WRITTEN EXERCISE -
Scan each line of the records for the word "Signed" and extract the ones that have it.

----- EXTRACTED ENTRIES -----

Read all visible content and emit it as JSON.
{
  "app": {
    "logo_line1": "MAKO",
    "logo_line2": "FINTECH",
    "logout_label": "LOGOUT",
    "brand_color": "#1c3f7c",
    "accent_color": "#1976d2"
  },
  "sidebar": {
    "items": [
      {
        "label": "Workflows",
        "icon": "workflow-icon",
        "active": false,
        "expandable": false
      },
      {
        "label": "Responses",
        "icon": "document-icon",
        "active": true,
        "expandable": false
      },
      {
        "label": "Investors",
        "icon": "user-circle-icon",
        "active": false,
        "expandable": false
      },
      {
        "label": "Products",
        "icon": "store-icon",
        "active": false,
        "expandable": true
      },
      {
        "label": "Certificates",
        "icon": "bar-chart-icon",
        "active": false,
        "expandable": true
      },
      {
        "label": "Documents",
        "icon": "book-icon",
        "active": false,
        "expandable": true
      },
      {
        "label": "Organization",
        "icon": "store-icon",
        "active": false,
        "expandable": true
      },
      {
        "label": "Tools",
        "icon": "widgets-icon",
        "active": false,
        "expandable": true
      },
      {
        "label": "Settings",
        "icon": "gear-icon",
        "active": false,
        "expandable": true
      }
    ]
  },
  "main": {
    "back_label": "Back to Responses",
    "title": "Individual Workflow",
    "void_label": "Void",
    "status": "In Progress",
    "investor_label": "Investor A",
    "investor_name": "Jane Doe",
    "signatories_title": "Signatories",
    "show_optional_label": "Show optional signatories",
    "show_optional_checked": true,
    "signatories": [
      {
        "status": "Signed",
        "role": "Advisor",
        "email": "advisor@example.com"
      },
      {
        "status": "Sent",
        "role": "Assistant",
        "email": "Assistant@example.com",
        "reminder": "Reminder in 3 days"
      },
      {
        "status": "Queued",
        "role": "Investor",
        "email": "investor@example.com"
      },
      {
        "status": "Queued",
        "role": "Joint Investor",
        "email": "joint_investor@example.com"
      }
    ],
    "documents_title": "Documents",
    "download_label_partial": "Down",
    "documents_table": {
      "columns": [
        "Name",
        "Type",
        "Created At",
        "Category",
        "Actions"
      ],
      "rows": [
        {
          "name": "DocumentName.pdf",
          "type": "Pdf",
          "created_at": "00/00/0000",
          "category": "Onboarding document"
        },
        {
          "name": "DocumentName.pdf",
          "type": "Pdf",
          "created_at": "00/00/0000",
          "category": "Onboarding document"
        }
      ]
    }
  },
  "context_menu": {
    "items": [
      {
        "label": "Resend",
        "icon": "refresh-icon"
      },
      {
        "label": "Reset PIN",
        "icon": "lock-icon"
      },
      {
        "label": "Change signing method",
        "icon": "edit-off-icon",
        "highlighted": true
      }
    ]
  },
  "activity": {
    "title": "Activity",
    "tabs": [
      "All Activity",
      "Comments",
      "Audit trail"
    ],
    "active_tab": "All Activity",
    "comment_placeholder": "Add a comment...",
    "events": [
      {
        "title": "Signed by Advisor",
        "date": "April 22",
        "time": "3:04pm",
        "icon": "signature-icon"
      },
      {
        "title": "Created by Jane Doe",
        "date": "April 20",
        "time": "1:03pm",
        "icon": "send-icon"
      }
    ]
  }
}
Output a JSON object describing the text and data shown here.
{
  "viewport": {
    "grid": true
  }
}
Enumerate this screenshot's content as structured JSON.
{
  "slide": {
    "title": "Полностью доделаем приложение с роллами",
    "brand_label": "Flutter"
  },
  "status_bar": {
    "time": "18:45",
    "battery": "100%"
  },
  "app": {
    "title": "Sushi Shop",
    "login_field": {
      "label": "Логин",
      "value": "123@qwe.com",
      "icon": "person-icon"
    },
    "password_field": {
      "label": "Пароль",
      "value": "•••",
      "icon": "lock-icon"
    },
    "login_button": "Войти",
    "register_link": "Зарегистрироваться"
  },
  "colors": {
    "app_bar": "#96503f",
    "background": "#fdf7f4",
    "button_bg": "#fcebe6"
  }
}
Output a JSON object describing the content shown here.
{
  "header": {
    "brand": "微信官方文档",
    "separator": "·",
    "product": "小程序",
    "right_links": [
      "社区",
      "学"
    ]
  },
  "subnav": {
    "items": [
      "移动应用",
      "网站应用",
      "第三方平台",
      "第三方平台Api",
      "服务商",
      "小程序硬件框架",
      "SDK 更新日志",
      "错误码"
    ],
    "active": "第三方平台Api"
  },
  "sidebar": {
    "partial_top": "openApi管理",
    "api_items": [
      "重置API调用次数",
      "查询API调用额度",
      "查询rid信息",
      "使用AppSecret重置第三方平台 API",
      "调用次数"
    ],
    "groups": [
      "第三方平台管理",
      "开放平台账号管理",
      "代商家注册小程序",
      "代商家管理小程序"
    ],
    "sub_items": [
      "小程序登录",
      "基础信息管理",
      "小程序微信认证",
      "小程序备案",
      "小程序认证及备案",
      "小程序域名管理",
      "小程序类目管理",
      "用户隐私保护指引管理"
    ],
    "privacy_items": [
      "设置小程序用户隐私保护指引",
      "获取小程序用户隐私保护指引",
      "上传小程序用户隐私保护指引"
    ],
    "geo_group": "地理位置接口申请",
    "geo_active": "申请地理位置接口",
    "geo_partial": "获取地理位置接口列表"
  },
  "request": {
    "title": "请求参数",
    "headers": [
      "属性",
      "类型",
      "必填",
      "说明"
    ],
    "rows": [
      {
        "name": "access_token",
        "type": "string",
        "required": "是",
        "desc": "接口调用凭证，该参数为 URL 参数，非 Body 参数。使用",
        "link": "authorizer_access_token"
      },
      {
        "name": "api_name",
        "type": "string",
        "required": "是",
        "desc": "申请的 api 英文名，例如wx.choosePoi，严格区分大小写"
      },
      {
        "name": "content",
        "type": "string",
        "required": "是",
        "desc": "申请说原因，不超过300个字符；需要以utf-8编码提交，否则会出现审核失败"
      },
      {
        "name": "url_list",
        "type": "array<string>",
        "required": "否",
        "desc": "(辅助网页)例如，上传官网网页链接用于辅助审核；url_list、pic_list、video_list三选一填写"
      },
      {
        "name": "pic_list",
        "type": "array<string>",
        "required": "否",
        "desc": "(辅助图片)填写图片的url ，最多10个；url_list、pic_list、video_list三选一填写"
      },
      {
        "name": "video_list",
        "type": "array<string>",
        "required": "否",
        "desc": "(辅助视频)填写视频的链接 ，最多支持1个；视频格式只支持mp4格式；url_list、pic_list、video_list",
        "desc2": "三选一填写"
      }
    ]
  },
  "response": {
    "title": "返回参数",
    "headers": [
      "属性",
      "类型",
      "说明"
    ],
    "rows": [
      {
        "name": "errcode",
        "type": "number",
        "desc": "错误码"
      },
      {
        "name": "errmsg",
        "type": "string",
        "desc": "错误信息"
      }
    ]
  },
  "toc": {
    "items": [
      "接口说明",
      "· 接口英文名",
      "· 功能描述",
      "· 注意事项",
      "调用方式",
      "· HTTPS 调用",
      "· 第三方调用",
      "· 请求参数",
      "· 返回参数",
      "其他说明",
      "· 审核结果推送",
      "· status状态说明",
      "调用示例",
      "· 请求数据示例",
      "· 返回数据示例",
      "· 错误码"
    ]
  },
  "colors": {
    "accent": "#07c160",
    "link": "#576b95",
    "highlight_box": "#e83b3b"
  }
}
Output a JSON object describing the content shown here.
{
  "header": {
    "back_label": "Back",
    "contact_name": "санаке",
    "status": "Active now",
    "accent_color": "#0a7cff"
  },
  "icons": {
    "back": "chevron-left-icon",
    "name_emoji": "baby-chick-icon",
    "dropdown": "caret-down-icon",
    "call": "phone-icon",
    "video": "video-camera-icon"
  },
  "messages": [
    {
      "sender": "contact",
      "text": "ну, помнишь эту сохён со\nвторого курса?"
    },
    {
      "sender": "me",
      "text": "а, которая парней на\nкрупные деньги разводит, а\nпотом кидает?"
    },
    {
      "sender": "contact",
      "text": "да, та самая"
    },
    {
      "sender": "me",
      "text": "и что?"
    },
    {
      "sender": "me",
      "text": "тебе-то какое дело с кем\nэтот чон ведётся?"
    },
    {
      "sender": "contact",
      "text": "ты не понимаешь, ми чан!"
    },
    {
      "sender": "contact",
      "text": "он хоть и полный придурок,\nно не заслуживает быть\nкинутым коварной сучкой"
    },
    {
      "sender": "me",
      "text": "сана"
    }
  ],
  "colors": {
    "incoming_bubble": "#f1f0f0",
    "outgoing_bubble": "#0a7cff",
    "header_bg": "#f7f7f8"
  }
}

-----

PROBLEM SOLUTION -
        "status": "Signed",
        "title": "Signed by Advisor",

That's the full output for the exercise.